> [What you need to do] Note each line where "opiacés" appears, and copy it.

Dataset items

+++++

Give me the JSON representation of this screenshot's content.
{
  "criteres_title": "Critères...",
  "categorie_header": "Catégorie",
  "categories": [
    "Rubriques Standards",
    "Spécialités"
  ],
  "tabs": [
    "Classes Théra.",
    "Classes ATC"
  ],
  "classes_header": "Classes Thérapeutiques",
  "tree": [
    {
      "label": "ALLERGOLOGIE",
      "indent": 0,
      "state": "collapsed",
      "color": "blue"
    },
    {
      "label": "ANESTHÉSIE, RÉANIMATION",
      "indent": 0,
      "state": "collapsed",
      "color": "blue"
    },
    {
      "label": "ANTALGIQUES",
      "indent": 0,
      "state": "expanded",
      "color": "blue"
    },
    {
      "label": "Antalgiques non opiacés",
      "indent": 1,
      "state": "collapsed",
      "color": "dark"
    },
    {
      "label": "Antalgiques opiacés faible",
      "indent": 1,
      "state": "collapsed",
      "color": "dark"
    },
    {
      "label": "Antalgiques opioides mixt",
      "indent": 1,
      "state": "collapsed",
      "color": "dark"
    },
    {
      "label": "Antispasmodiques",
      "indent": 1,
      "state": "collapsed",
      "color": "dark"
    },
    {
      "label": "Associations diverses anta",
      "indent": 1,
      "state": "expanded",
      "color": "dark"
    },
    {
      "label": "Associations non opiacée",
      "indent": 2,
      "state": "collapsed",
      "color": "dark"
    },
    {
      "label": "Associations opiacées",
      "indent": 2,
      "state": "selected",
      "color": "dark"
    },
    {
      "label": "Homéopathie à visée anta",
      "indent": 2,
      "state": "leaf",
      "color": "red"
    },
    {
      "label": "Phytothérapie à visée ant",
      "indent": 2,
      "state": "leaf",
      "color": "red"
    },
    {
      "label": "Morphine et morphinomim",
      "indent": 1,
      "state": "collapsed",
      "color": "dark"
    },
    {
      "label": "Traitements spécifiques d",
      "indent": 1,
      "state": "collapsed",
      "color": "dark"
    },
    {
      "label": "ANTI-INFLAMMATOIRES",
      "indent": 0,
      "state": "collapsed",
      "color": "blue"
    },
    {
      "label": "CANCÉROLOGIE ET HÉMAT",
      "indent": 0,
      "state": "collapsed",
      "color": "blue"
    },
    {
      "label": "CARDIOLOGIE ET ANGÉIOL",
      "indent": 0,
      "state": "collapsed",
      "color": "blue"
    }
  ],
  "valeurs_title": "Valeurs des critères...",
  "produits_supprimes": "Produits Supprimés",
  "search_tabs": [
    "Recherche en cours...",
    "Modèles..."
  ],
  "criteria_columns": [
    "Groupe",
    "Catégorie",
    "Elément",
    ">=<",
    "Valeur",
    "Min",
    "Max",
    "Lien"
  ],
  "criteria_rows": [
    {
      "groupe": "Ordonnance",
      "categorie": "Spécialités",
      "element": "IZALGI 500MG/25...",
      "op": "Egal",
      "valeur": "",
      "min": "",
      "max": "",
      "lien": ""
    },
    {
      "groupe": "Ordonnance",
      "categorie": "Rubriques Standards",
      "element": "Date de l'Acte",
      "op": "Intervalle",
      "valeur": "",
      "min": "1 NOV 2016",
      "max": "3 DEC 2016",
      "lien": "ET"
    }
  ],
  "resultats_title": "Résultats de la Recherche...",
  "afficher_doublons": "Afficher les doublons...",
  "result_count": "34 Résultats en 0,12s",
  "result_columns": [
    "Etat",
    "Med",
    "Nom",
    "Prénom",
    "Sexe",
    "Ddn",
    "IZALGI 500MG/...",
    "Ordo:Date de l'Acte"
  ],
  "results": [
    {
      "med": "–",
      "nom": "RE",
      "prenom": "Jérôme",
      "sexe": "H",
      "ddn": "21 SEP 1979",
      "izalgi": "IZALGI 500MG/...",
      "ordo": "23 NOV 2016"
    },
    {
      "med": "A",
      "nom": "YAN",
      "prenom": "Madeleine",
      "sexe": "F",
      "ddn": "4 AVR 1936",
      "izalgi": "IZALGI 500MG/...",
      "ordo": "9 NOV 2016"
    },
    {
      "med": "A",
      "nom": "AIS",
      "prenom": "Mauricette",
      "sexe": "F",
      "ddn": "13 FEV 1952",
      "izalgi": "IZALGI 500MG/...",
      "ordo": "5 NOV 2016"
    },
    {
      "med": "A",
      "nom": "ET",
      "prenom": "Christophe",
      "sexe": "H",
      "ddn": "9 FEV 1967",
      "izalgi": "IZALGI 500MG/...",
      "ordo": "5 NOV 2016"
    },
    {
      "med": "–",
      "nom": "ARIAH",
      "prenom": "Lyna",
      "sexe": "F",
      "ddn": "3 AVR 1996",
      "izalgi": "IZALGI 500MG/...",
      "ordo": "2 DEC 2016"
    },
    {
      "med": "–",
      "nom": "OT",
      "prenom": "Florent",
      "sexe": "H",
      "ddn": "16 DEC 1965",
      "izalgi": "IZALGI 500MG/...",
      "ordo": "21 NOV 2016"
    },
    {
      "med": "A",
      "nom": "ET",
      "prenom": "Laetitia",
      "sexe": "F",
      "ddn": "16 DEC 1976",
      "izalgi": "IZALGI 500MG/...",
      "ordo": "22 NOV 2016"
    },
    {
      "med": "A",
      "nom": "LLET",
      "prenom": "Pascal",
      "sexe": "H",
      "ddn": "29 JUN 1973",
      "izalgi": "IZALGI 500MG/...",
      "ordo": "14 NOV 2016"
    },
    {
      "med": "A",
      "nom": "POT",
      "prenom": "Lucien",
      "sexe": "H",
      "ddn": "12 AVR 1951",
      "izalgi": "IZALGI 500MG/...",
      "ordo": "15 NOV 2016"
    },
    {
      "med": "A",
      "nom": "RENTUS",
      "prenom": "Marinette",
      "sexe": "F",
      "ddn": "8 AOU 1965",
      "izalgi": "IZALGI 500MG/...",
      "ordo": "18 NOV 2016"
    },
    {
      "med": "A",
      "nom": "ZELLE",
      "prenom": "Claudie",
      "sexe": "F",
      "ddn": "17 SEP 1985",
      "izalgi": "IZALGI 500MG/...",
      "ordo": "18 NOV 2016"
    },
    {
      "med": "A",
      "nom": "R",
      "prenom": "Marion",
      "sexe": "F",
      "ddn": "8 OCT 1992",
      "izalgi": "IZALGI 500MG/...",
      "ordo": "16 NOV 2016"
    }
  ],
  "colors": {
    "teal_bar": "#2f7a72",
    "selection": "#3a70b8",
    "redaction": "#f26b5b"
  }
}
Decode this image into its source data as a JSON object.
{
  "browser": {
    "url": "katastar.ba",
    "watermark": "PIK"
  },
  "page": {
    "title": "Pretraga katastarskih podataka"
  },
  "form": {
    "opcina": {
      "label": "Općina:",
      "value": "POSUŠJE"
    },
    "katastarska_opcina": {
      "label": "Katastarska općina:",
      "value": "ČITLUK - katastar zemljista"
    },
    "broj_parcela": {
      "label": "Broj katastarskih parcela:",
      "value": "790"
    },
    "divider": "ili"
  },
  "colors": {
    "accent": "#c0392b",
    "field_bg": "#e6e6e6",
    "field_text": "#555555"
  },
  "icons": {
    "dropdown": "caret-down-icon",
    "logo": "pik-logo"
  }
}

+++++

> [Correct result]
      "label": "Antalgiques non opiacés",
      "label": "Antalgiques opiacés faible",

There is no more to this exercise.